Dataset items
-------------------------

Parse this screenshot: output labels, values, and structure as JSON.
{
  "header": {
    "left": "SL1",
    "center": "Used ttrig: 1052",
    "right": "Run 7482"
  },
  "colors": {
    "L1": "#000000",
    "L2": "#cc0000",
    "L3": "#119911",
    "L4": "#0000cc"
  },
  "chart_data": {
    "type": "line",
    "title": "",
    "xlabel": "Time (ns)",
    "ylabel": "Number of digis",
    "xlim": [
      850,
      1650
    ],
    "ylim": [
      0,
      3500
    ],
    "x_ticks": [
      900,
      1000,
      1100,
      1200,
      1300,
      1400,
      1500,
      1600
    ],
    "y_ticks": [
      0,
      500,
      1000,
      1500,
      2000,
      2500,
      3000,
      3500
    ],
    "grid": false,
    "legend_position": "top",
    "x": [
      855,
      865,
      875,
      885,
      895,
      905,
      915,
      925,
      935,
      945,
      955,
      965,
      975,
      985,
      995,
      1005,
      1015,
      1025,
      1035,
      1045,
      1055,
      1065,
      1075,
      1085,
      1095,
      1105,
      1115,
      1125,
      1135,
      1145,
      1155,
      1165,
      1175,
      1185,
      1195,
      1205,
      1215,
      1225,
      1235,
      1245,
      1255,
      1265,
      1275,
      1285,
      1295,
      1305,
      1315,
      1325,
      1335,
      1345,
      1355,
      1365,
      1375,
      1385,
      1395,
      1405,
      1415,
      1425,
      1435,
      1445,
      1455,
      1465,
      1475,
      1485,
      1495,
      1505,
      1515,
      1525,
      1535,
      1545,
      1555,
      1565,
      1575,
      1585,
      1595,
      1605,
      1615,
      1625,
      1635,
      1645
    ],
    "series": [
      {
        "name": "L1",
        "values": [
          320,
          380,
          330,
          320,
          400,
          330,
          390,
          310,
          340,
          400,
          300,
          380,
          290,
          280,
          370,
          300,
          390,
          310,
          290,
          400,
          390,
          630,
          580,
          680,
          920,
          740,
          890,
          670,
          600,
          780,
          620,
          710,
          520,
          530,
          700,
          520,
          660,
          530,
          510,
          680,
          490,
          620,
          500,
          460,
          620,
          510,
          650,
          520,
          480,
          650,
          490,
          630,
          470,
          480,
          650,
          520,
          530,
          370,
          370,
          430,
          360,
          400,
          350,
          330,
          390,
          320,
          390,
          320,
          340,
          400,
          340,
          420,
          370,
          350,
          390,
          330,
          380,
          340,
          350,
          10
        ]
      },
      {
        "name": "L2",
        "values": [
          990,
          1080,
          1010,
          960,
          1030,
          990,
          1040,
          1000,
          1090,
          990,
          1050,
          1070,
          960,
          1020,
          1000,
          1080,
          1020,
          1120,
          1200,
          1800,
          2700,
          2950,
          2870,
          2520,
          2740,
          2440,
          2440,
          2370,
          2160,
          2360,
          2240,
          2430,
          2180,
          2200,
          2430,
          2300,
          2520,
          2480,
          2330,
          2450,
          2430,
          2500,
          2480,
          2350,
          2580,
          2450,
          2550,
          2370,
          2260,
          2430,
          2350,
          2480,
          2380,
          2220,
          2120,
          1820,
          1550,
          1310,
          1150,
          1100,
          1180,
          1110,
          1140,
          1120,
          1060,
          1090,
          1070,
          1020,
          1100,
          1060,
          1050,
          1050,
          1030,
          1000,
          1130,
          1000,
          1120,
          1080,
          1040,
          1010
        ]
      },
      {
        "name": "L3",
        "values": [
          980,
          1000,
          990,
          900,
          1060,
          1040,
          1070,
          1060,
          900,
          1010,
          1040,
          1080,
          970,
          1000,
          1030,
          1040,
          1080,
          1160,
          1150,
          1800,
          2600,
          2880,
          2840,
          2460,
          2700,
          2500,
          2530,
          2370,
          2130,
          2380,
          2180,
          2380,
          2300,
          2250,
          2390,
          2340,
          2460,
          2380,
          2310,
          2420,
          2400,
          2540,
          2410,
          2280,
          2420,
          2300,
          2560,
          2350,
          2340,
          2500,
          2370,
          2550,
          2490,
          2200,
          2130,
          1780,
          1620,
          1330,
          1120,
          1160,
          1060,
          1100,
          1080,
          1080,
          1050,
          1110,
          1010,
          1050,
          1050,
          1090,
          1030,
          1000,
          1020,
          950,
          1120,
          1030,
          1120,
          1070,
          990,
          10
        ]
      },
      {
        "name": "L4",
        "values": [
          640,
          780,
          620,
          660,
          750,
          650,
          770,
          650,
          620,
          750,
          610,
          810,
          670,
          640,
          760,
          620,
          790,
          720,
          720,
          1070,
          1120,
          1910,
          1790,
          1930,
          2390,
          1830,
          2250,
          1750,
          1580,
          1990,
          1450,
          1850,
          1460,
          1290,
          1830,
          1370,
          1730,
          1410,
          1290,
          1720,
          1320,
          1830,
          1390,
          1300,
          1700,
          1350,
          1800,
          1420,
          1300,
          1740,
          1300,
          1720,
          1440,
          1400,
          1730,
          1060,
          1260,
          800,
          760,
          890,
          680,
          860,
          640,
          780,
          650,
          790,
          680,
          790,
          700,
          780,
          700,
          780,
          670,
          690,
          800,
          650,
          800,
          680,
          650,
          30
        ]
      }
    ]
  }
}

-------------------------

What to produce
Copy out the full set of records precisely, leaving nothing out.

Finished task
Parse this screenshot: output labels, values, and structure as JSON.
{
  "header": {
    "left": "SL1",
    "center": "Used ttrig: 1052",
    "right": "Run 7482"
  },
  "colors": {
    "L1": "#000000",
    "L2": "#cc0000",
    "L3": "#119911",
    "L4": "#0000cc"
  },
  "chart_data": {
    "type": "line",
    "title": "",
    "xlabel": "Time (ns)",
    "ylabel": "Number of digis",
    "xlim": [
      850,
      1650
    ],
    "ylim": [
      0,
      3500
    ],
    "x_ticks": [
      900,
      1000,
      1100,
      1200,
      1300,
      1400,
      1500,
      1600
    ],
    "y_ticks": [
      0,
      500,
      1000,
      1500,
      2000,
      2500,
      3000,
      3500
    ],
    "grid": false,
    "legend_position": "top",
    "x": [
      855,
      865,
      875,
      885,
      895,
      905,
      915,
      925,
      935,
      945,
      955,
      965,
      975,
      985,
      995,
      1005,
      1015,
      1025,
      1035,
      1045,
      1055,
      1065,
      1075,
      1085,
      1095,
      1105,
      1115,
      1125,
      1135,
      1145,
      1155,
      1165,
      1175,
      1185,
      1195,
      1205,
      1215,
      1225,
      1235,
      1245,
      1255,
      1265,
      1275,
      1285,
      1295,
      1305,
      1315,
      1325,
      1335,
      1345,
      1355,
      1365,
      1375,
      1385,
      1395,
      1405,
      1415,
      1425,
      1435,
      1445,
      1455,
      1465,
      1475,
      1485,
      1495,
      1505,
      1515,
      1525,
      1535,
      1545,
      1555,
      1565,
      1575,
      1585,
      1595,
      1605,
      1615,
      1625,
      1635,
      1645
    ],
    "series": [
      {
        "name": "L1",
        "values": [
          320,
          380,
          330,
          320,
          400,
          330,
          390,
          310,
          340,
          400,
          300,
          380,
          290,
          280,
          370,
          300,
          390,
          310,
          290,
          400,
          390,
          630,
          580,
          680,
          920,
          740,
          890,
          670,
          600,
          780,
          620,
          710,
          520,
          530,
          700,
          520,
          660,
          530,
          510,
          680,
          490,
          620,
          500,
          460,
          620,
          510,
          650,
          520,
          480,
          650,
          490,
          630,
          470,
          480,
          650,
          520,
          530,
          370,
          370,
          430,
          360,
          400,
          350,
          330,
          390,
          320,
          390,
          320,
          340,
          400,
          340,
          420,
          370,
          350,
          390,
          330,
          380,
          340,
          350,
          10
        ]
      },
      {
        "name": "L2",
        "values": [
          990,
          1080,
          1010,
          960,
          1030,
          990,
          1040,
          1000,
          1090,
          990,
          1050,
          1070,
          960,
          1020,
          1000,
          1080,
          1020,
          1120,
          1200,
          1800,
          2700,
          2950,
          2870,
          2520,
          2740,
          2440,
          2440,
          2370,
          2160,
          2360,
          2240,
          2430,
          2180,
          2200,
          2430,
          2300,
          2520,
          2480,
          2330,
          2450,
          2430,
          2500,
          2480,
          2350,
          2580,
          2450,
          2550,
          2370,
          2260,
          2430,
          2350,
          2480,
          2380,
          2220,
          2120,
          1820,
          1550,
          1310,
          1150,
          1100,
          1180,
          1110,
          1140,
          1120,
          1060,
          1090,
          1070,
          1020,
          1100,
          1060,
          1050,
          1050,
          1030,
          1000,
          1130,
          1000,
          1120,
          1080,
          1040,
          1010
        ]
      },
      {
        "name": "L3",
        "values": [
          980,
          1000,
          990,
          900,
          1060,
          1040,
          1070,
          1060,
          900,
          1010,
          1040,
          1080,
          970,
          1000,
          1030,
          1040,
          1080,
          1160,
          1150,
          1800,
          2600,
          2880,
          2840,
          2460,
          2700,
          2500,
          2530,
          2370,
          2130,
          2380,
          2180,
          2380,
          2300,
          2250,
          2390,
          2340,
          2460,
          2380,
          2310,
          2420,
          2400,
          2540,
          2410,
          2280,
          2420,
          2300,
          2560,
          2350,
          2340,
          2500,
          2370,
          2550,
          2490,
          2200,
          2130,
          1780,
          1620,
          1330,
          1120,
          1160,
          1060,
          1100,
          1080,
          1080,
          1050,
          1110,
          1010,
          1050,
          1050,
          1090,
          1030,
          1000,
          1020,
          950,
          1120,
          1030,
          1120,
          1070,
          990,
          10
        ]
      },
      {
        "name": "L4",
        "values": [
          640,
          780,
          620,
          660,
          750,
          650,
          770,
          650,
          620,
          750,
          610,
          810,
          670,
          640,
          760,
          620,
          790,
          720,
          720,
          1070,
          1120,
          1910,
          1790,
          1930,
          2390,
          1830,
          2250,
          1750,
          1580,
          1990,
          1450,
          1850,
          1460,
          1290,
          1830,
          1370,
          1730,
          1410,
          1290,
          1720,
          1320,
          1830,
          1390,
          1300,
          1700,
          1350,
          1800,
          1420,
          1300,
          1740,
          1300,
          1720,
          1440,
          1400,
          1730,
          1060,
          1260,
          800,
          760,
          890,
          680,
          860,
          640,
          780,
          650,
          790,
          680,
          790,
          700,
          780,
          700,
          780,
          670,
          690,
          800,
          650,
          800,
          680,
          650,
          30
        ]
      }
    ]
  }
}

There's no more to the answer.